### Source text ###

I'm trying to work with Canvas to find Copy Number Variants in human data. I would appreciate if someone clarified what this input is supposed to be:
--b-allele-vcf=VALUE vcf containing SNV b-allele sites (only sites
with PASS in the filter column will be used)
(required)
I have called and filtered SNPs for my samples. Is this asking me to provide the set of SNPs (or SNP sites) that are flagged as having the alternate allele in the VCF file? If so, couldn't I just grep AB=1
and be good?

###

__Work to complete__
- a) In the forum post about Canvas, which sites in the b-allele VCF will be used?
- b) Copy part of the Canvas forum post, beginning at the words "I'm trying to" and stopping after "will be used)".
- c) Proceed with the Canvas forum post, writing on from its final sentence.
The records aren't needed for any of this work.

### Data for analysis ###

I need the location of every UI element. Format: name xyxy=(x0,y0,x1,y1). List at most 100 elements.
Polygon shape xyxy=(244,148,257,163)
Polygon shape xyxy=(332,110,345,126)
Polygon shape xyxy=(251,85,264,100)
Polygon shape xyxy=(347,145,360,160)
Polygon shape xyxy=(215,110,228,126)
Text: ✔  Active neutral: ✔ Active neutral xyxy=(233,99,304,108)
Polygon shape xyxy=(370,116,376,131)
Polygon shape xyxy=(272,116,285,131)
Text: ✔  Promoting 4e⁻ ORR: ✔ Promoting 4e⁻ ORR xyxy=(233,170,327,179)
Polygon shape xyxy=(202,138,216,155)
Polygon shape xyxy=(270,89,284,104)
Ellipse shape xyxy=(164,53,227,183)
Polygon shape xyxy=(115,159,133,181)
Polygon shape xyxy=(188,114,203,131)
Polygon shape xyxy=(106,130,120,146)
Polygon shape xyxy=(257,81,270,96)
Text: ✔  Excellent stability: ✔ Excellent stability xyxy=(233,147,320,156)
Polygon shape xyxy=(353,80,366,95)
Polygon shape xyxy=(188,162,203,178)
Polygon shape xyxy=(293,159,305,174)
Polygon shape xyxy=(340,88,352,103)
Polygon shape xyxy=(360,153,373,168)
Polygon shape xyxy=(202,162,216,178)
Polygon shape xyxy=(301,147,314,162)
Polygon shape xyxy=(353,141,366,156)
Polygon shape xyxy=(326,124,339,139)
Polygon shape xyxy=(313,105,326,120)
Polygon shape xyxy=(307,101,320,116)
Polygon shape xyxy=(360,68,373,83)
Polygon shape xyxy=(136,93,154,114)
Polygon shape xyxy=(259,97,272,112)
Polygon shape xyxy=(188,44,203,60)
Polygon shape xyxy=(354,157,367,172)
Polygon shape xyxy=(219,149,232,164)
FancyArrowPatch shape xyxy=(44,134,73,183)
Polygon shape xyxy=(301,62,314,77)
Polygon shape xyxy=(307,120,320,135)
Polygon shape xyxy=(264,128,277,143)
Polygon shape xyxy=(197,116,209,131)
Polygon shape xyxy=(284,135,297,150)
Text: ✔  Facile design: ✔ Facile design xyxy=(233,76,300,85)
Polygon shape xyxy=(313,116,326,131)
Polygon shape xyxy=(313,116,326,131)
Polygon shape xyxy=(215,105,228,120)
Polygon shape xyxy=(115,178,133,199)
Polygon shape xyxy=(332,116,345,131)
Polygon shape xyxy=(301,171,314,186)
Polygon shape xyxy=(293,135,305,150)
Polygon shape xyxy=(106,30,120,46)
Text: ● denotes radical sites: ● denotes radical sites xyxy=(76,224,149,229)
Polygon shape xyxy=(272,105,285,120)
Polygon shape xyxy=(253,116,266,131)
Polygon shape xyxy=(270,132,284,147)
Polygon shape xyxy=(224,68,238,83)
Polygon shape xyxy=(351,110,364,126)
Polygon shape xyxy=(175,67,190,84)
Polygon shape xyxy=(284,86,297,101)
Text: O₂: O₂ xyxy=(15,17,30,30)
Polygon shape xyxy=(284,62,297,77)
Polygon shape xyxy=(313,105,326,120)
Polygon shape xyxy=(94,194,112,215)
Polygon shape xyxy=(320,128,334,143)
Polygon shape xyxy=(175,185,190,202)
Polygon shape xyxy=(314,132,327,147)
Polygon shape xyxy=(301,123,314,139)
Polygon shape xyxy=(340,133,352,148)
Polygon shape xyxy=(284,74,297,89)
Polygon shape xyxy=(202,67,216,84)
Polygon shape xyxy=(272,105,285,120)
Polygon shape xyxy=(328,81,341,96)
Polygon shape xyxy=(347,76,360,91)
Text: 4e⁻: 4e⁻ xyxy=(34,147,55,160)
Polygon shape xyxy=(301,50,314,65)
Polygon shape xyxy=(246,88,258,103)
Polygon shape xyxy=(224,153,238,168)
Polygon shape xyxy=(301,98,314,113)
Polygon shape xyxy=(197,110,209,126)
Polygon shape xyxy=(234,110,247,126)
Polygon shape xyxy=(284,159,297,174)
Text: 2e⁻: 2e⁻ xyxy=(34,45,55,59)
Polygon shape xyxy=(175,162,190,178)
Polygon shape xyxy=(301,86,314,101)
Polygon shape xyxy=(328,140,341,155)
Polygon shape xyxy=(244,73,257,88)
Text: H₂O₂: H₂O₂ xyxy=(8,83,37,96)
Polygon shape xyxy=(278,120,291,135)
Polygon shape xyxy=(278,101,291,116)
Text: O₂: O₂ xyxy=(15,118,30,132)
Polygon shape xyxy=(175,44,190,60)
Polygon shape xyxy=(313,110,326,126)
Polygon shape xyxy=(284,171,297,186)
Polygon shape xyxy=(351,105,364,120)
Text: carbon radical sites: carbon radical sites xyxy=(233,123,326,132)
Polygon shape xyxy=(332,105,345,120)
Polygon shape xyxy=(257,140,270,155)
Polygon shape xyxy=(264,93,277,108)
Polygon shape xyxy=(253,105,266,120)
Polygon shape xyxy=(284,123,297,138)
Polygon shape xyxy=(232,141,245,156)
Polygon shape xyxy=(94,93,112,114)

###

__Responses by item number__
- a) Only sites with PASS in the filter column.

- b)
I'm trying to work with Canvas to find Copy Number Variants in human data. I would appreciate if someone clarified what this input is supposed to be:
--b-allele-vcf=VALUE vcf containing SNV b-allele sites (only sites
with PASS in the filter column will be used)

- c)
See this manual for details:
http://biorxiv.org/content/biorxiv/suppl/2016/01/13/036194.DC2/036194-2.pdf
"Canvas supports a number of different workflows depending on the input sequencing data. The available modes are:
Germline
WGS: CNV calling of a diploid germline sample from whole genome sequen cing data
Somatic
Enrichment: CNV calling of a somatic sample from targeted sequencing data
Somatic
WGS: CNV calling of a somatic sample from whole genome sequencing data
Tumor
normal
enrichment: CNV calling of a tumor/normal pair from targeted sequencing data"
Thank you, Natasha! Why didn't they just say "heterozygous sites" from the beginning?? I guess what I have to do then, for the purpose of this input file, is to grep for 0/1 or 1/0 SNPs.